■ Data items
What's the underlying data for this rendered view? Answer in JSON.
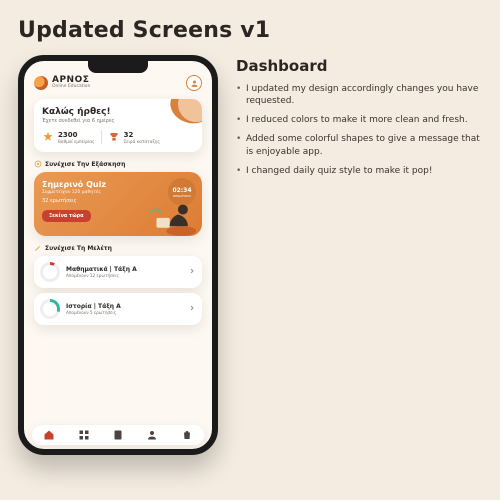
{
  "page": {
    "title": "Updated Screens v1"
  },
  "side": {
    "heading": "Dashboard",
    "bullets": [
      "I updated my design accordingly changes you have requested.",
      "I reduced colors to make it more clean and fresh.",
      "Added some colorful shapes to give a message that is enjoyable app.",
      "I changed daily quiz style to make it pop!"
    ]
  },
  "brand": {
    "name": "ΑΡΝΟΣ",
    "sub": "Online Education"
  },
  "welcome": {
    "title": "Καλώς ήρθες!",
    "sub": "Έχετε συνδεθεί για 6 ημέρες",
    "stat1_value": "2300",
    "stat1_label": "Βαθμοί εμπειρίας",
    "stat2_value": "32",
    "stat2_label": "Σειρά κατάταξης"
  },
  "sections": {
    "practice": "Συνέχισε Την Εξάσκηση",
    "study": "Συνέχισε Τη Μελέτη"
  },
  "quiz": {
    "title": "Σημερινό Quiz",
    "sub": "Συμμετείχαν 120 μαθητές",
    "count": "32 ερωτήσεις",
    "cta": "Ξεκίνα τώρα",
    "timer_value": "02:34",
    "timer_label": "απομένουν"
  },
  "study": {
    "items": [
      {
        "pct": "8",
        "pct_suffix": "%",
        "title": "Μαθηματικά | Τάξη Α",
        "sub": "Απομένουν 12 ερωτήσεις",
        "color": "#c9412e"
      },
      {
        "pct": "30",
        "pct_suffix": "%",
        "title": "Ιστορία | Τάξη Α",
        "sub": "Απομένουν 5 ερωτήσεις",
        "color": "#2fb6a1"
      }
    ]
  },
  "tabs": [
    "home",
    "grid",
    "notes",
    "profile",
    "bag"
  ]
}
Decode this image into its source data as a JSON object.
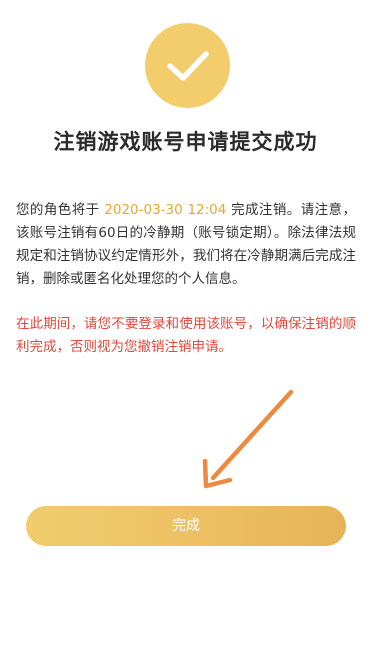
{
  "result": {
    "title": "注销游戏账号申请提交成功",
    "icon": "checkmark-icon",
    "accent_color": "#f3cd6b"
  },
  "notice": {
    "part1": "您的角色将于 ",
    "date": "2020-03-30 12:04",
    "part2": " 完成注销。请注意，该账号注销有60日的冷静期（账号锁定期）。除法律法规规定和注销协议约定情形外，我们将在冷静期满后完成注销，删除或匿名化处理您的个人信息。",
    "date_color": "#e4a92f"
  },
  "warning": {
    "text": "在此期间，请您不要登录和使用该账号，以确保注销的顺利完成，否则视为您撤销注销申请。",
    "color": "#e0493d"
  },
  "actions": {
    "done_label": "完成"
  }
}
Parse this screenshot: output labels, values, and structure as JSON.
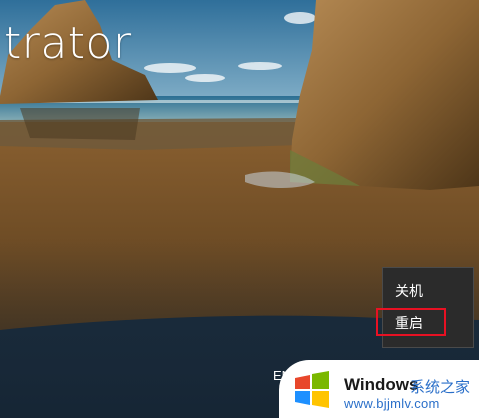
{
  "login": {
    "username_partial": "trator"
  },
  "power_menu": {
    "items": [
      {
        "label": "关机"
      },
      {
        "label": "重启"
      }
    ],
    "highlighted_item": "重启",
    "highlight_color": "#e81123"
  },
  "status_bar": {
    "language_partial": "EN"
  },
  "watermark": {
    "brand": "Windows",
    "site_name": "系统之家",
    "url": "www.bjjmlv.com"
  }
}
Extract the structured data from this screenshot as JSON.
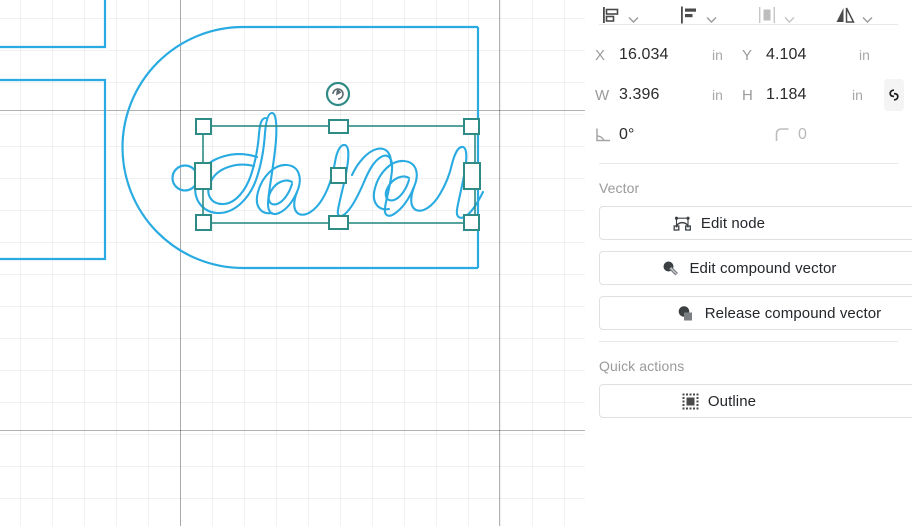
{
  "canvas": {
    "artwork_text": "dana",
    "stroke_color": "#29abe2",
    "selection_color": "#2e8b86",
    "grid_minor_color": "#e8e8e8",
    "grid_major_color": "#b0b0b0",
    "objects": [
      {
        "name": "keychain-tag-outline",
        "type": "rounded-tag"
      },
      {
        "name": "hole-circle",
        "type": "circle"
      },
      {
        "name": "script-text-dana",
        "type": "text-outline"
      },
      {
        "name": "rectangle-partial-top",
        "type": "rect"
      },
      {
        "name": "rectangle-partial-bottom",
        "type": "rect"
      }
    ]
  },
  "align_toolbar": {
    "items": [
      {
        "name": "align-objects",
        "icon": "align-left-icon",
        "has_chevron": true
      },
      {
        "name": "align-text",
        "icon": "align-text-left-icon",
        "has_chevron": true
      },
      {
        "name": "distribute",
        "icon": "distribute-horizontal-icon",
        "has_chevron": true
      },
      {
        "name": "flip",
        "icon": "flip-horizontal-icon",
        "has_chevron": true
      }
    ],
    "chevron_glyph": "⌄"
  },
  "transform": {
    "x": {
      "label": "X",
      "value": "16.034",
      "unit": "in"
    },
    "y": {
      "label": "Y",
      "value": "4.104",
      "unit": "in"
    },
    "w": {
      "label": "W",
      "value": "3.396",
      "unit": "in"
    },
    "h": {
      "label": "H",
      "value": "1.184",
      "unit": "in"
    },
    "angle": {
      "label": "angle-icon",
      "value": "0°"
    },
    "corner_radius": {
      "label": "corner-radius-icon",
      "value": "0"
    },
    "lock_aspect": {
      "name": "lock-aspect-ratio",
      "icon": "link-chain-icon"
    }
  },
  "vector": {
    "title": "Vector",
    "buttons": [
      {
        "label": "Edit node",
        "icon": "edit-node-icon"
      },
      {
        "label": "Edit compound vector",
        "icon": "edit-compound-vector-icon"
      },
      {
        "label": "Release compound vector",
        "icon": "release-compound-vector-icon"
      }
    ]
  },
  "quick_actions": {
    "title": "Quick actions",
    "buttons": [
      {
        "label": "Outline",
        "icon": "outline-icon"
      }
    ]
  }
}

■ TASK TO CARRY OUT
Quote the data above in full, leaving out the pictures it holds.

■ RESULT OF THIS TASK
What's the underlying data for this rendered view? Answer in JSON.
{
  "page": {
    "title": "Updated Screens v1"
  },
  "side": {
    "heading": "Dashboard",
    "bullets": [
      "I updated my design accordingly changes you have requested.",
      "I reduced colors to make it more clean and fresh.",
      "Added some colorful shapes to give a message that is enjoyable app.",
      "I changed daily quiz style to make it pop!"
    ]
  },
  "brand": {
    "name": "ΑΡΝΟΣ",
    "sub": "Online Education"
  },
  "welcome": {
    "title": "Καλώς ήρθες!",
    "sub": "Έχετε συνδεθεί για 6 ημέρες",
    "stat1_value": "2300",
    "stat1_label": "Βαθμοί εμπειρίας",
    "stat2_value": "32",
    "stat2_label": "Σειρά κατάταξης"
  },
  "sections": {
    "practice": "Συνέχισε Την Εξάσκηση",
    "study": "Συνέχισε Τη Μελέτη"
  },
  "quiz": {
    "title": "Σημερινό Quiz",
    "sub": "Συμμετείχαν 120 μαθητές",
    "count": "32 ερωτήσεις",
    "cta": "Ξεκίνα τώρα",
    "timer_value": "02:34",
    "timer_label": "απομένουν"
  },
  "study": {
    "items": [
      {
        "pct": "8",
        "pct_suffix": "%",
        "title": "Μαθηματικά | Τάξη Α",
        "sub": "Απομένουν 12 ερωτήσεις",
        "color": "#c9412e"
      },
      {
        "pct": "30",
        "pct_suffix": "%",
        "title": "Ιστορία | Τάξη Α",
        "sub": "Απομένουν 5 ερωτήσεις",
        "color": "#2fb6a1"
      }
    ]
  },
  "tabs": [
    "home",
    "grid",
    "notes",
    "profile",
    "bag"
  ]
}
Decode this image into its source data as a JSON object.
{
  "result": {
    "title": "注销游戏账号申请提交成功",
    "icon": "checkmark-icon",
    "accent_color": "#f3cd6b"
  },
  "notice": {
    "part1": "您的角色将于 ",
    "date": "2020-03-30 12:04",
    "part2": " 完成注销。请注意，该账号注销有60日的冷静期（账号锁定期）。除法律法规规定和注销协议约定情形外，我们将在冷静期满后完成注销，删除或匿名化处理您的个人信息。",
    "date_color": "#e4a92f"
  },
  "warning": {
    "text": "在此期间，请您不要登录和使用该账号，以确保注销的顺利完成，否则视为您撤销注销申请。",
    "color": "#e0493d"
  },
  "actions": {
    "done_label": "完成"
  }
}
Parse this screenshot: output labels, values, and structure as JSON.
{
  "login": {
    "username_partial": "trator"
  },
  "power_menu": {
    "items": [
      {
        "label": "关机"
      },
      {
        "label": "重启"
      }
    ],
    "highlighted_item": "重启",
    "highlight_color": "#e81123"
  },
  "status_bar": {
    "language_partial": "EN"
  },
  "watermark": {
    "brand": "Windows",
    "site_name": "系统之家",
    "url": "www.bjjmlv.com"
  }
}
Extract the structured data from this screenshot as JSON.
{
  "canvas": {
    "artwork_text": "dana",
    "stroke_color": "#29abe2",
    "selection_color": "#2e8b86",
    "grid_minor_color": "#e8e8e8",
    "grid_major_color": "#b0b0b0",
    "objects": [
      {
        "name": "keychain-tag-outline",
        "type": "rounded-tag"
      },
      {
        "name": "hole-circle",
        "type": "circle"
      },
      {
        "name": "script-text-dana",
        "type": "text-outline"
      },
      {
        "name": "rectangle-partial-top",
        "type": "rect"
      },
      {
        "name": "rectangle-partial-bottom",
        "type": "rect"
      }
    ]
  },
  "align_toolbar": {
    "items": [
      {
        "name": "align-objects",
        "icon": "align-left-icon",
        "has_chevron": true
      },
      {
        "name": "align-text",
        "icon": "align-text-left-icon",
        "has_chevron": true
      },
      {
        "name": "distribute",
        "icon": "distribute-horizontal-icon",
        "has_chevron": true
      },
      {
        "name": "flip",
        "icon": "flip-horizontal-icon",
        "has_chevron": true
      }
    ],
    "chevron_glyph": "⌄"
  },
  "transform": {
    "x": {
      "label": "X",
      "value": "16.034",
      "unit": "in"
    },
    "y": {
      "label": "Y",
      "value": "4.104",
      "unit": "in"
    },
    "w": {
      "label": "W",
      "value": "3.396",
      "unit": "in"
    },
    "h": {
      "label": "H",
      "value": "1.184",
      "unit": "in"
    },
    "angle": {
      "label": "angle-icon",
      "value": "0°"
    },
    "corner_radius": {
      "label": "corner-radius-icon",
      "value": "0"
    },
    "lock_aspect": {
      "name": "lock-aspect-ratio",
      "icon": "link-chain-icon"
    }
  },
  "vector": {
    "title": "Vector",
    "buttons": [
      {
        "label": "Edit node",
        "icon": "edit-node-icon"
      },
      {
        "label": "Edit compound vector",
        "icon": "edit-compound-vector-icon"
      },
      {
        "label": "Release compound vector",
        "icon": "release-compound-vector-icon"
      }
    ]
  },
  "quick_actions": {
    "title": "Quick actions",
    "buttons": [
      {
        "label": "Outline",
        "icon": "outline-icon"
      }
    ]
  }
}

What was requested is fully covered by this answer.